*Texte cité:*
On peut lire l’album de Killoffer, « Killoffer tel qu’en lui-même » sans avoir à l’esprit cette belle maxime freudienne, et profiter avec jubilation d’un album parfaitement réussi, autant graphiquement que narrativement.

 

Eclairée par les perspectives freudiennes, la lecture de l’album, sans perdre de ses qualités intrinsèques, prend une dimension encore plus réjouissante.

 

Killoffer, membre de l’Oubapo, est  un illustrateur de talent, et son album en donne la pleine mesure. L’album est un recueil des pages hebdomadaires, mensuelles publiées par ce dessinateur dans la regrettée revue Le Tigre, entre 2010 et 2015.

 

A partir d’un format atypique, Killoffer propose des récits courts en page droite – tenant sur une seule planche, à une exception près – accompagnés à gauche d’une illustration pleine page. Ces illustrations page gauche, proches parfois de l’estampe, sont des merveilles de condensé et de poésie. Tout est dit dans ces dessins de la solitude, de la perplexité, de la dualité de l’individu face à la vie, que ce soit dans des circonstances banalement matérielles ou face à l’immensité du monde. On voit ainsi un Killoffer perplexe au moment du choix dans une boucherie, un Killoffer cerné de femmes au café, un Killoffer dilué au milieu de ses propres avatars, un Killoffer errant dans le cosmos. Et bien sûr, plusieurs fois, Killoffer hébété par son toxique, l’alcool.

 

Les pages de droite proposent des récits courts, pour lesquels ce dessinateur sait déployer tous ses talents narratifs, et son sens de l’humour, assez irrésistible il faut en convenir. Ces récits sont rarement à l’avantage de leur auteur qui en est le sujet de bout en bout : le livre est une autobiographie quasi-documentaire où Killoffer joue assez magistralement de son auto-dépréciation, de ses tares, de ses vertigineuses lacunes, de ses inhibitions, décalages, contretemps, hébétudes et ressassements de ses tares.

 

Ces récits témoignent de la remarquable inaptitude de leur auteur pour la vie réelle, mais aussi de la difficulté de créer (beaucoup de planches sur l’angoisse de la page blanche, dont l’une hilarante d’un Killoffer sans inspiration, décliné sur toutes les cases avec un « merde » diversement calligraphié).

 

Killoffer puise dans son malaise existentiel le thème de ses récits. Sa dépendance à l’alcool (aucune des misères de la gueule de bois n’est épargnée au lecteur), le mystère inhibant du féminin, les vicissitudes du lien à l’autre, rendent compte de l’insatisfaction viscérale de leur auteur face à l’ordre des choses.

*Données enregistrées:*
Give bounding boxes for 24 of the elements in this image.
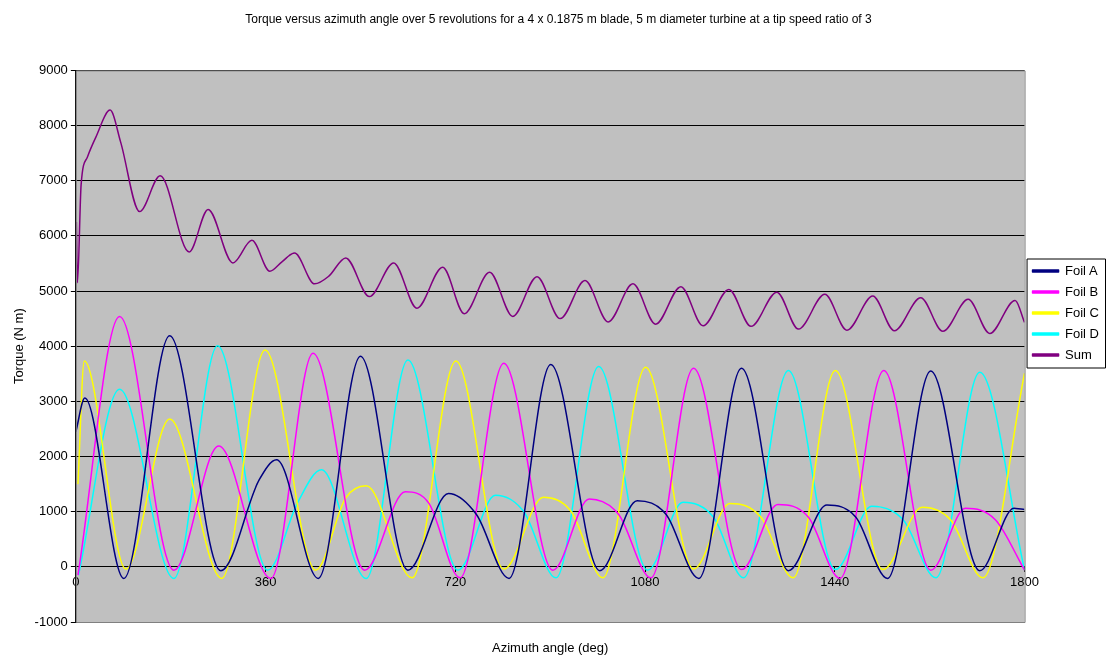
y-tick-label: 3000 — [38, 392, 68, 408]
y-axis-title: Torque (N m) — [11, 308, 27, 385]
y-tick-label: -1000 — [34, 613, 68, 629]
y-tick-label: 2000 — [38, 448, 68, 464]
x-tick-label: 360 — [254, 574, 277, 590]
legend-label: Foil A — [1065, 262, 1098, 278]
y-tick-label: 9000 — [38, 61, 68, 77]
legend-label: Sum — [1065, 346, 1092, 362]
x-tick-label: 1080 — [630, 574, 660, 590]
x-tick-label: 1440 — [820, 574, 850, 590]
legend-label: Foil C — [1065, 304, 1100, 320]
legend-label: Foil D — [1065, 325, 1100, 341]
y-tick-label: 7000 — [38, 172, 68, 188]
y-tick-label: 8000 — [38, 117, 68, 133]
x-tick-label: 720 — [444, 574, 467, 590]
y-tick-label: 6000 — [38, 227, 68, 243]
x-axis-title: Azimuth angle (deg) — [492, 639, 609, 655]
legend-label: Foil B — [1065, 283, 1099, 299]
chart-title: Torque versus azimuth angle over 5 revolutions for a 4 x 0.1875 m blade, 5 m diameter turbine at a tip speed ratio of 3 — [245, 11, 872, 26]
y-tick-label: 5000 — [38, 282, 68, 298]
y-tick-label: 0 — [60, 558, 68, 574]
y-tick-label: 4000 — [38, 337, 68, 353]
y-tick-label: 1000 — [38, 503, 68, 519]
x-tick-label: 1800 — [1010, 574, 1040, 590]
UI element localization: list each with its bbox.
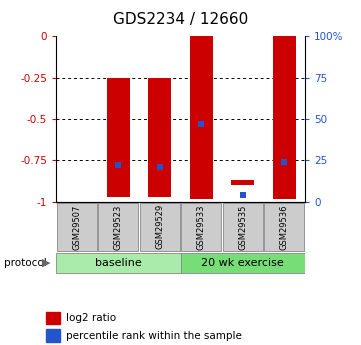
FancyBboxPatch shape <box>180 253 305 273</box>
FancyBboxPatch shape <box>56 253 180 273</box>
Text: percentile rank within the sample: percentile rank within the sample <box>66 331 242 341</box>
FancyBboxPatch shape <box>223 203 263 251</box>
Text: GSM29507: GSM29507 <box>72 204 81 249</box>
Bar <box>231 180 254 185</box>
Bar <box>45 329 60 342</box>
Text: GSM29536: GSM29536 <box>280 204 289 249</box>
Bar <box>45 312 60 324</box>
Point <box>282 159 287 165</box>
Point <box>116 162 121 168</box>
FancyBboxPatch shape <box>57 203 97 251</box>
Text: protocol: protocol <box>4 258 46 268</box>
FancyBboxPatch shape <box>264 203 304 251</box>
Text: GSM29529: GSM29529 <box>155 204 164 249</box>
Text: GSM29533: GSM29533 <box>197 204 206 249</box>
Text: log2 ratio: log2 ratio <box>66 314 116 323</box>
Text: 20 wk exercise: 20 wk exercise <box>201 258 284 268</box>
Text: baseline: baseline <box>95 258 142 268</box>
Point <box>157 164 162 170</box>
Text: GSM29523: GSM29523 <box>114 204 123 249</box>
FancyBboxPatch shape <box>98 203 138 251</box>
Point <box>240 193 245 198</box>
Bar <box>107 78 130 197</box>
Bar <box>148 78 171 197</box>
Text: ▶: ▶ <box>42 258 51 268</box>
Bar <box>190 36 213 198</box>
Text: GSM29535: GSM29535 <box>238 204 247 249</box>
Point <box>199 121 204 127</box>
FancyBboxPatch shape <box>140 203 180 251</box>
FancyBboxPatch shape <box>181 203 221 251</box>
Bar <box>273 36 296 198</box>
Text: GDS2234 / 12660: GDS2234 / 12660 <box>113 12 248 27</box>
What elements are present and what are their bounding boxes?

*Liste des tâches:*
• a. Dans la critique de l'album de Killoffer, quelles situations montrent les illustrations des pages de gauche où figure l'auteur ?
• b. D'après la critique de l'album de Killoffer, dans quelle revue les pages du recueil ont-elles paru, et entre quelles années ?
Appuyez-vous uniquement sur la critique citée.

*Réponses par tâche:*
• a.
- Killoffer perplexe au moment du choix dans une boucherie
- Killoffer cerné de femmes au café
- Killoffer dilué au milieu de ses propres avatars
- Killoffer errant dans le cosmos
- Killoffer hébété par son toxique, l'alcool

• b. Dans la revue Le Tigre, entre 2010 et 2015.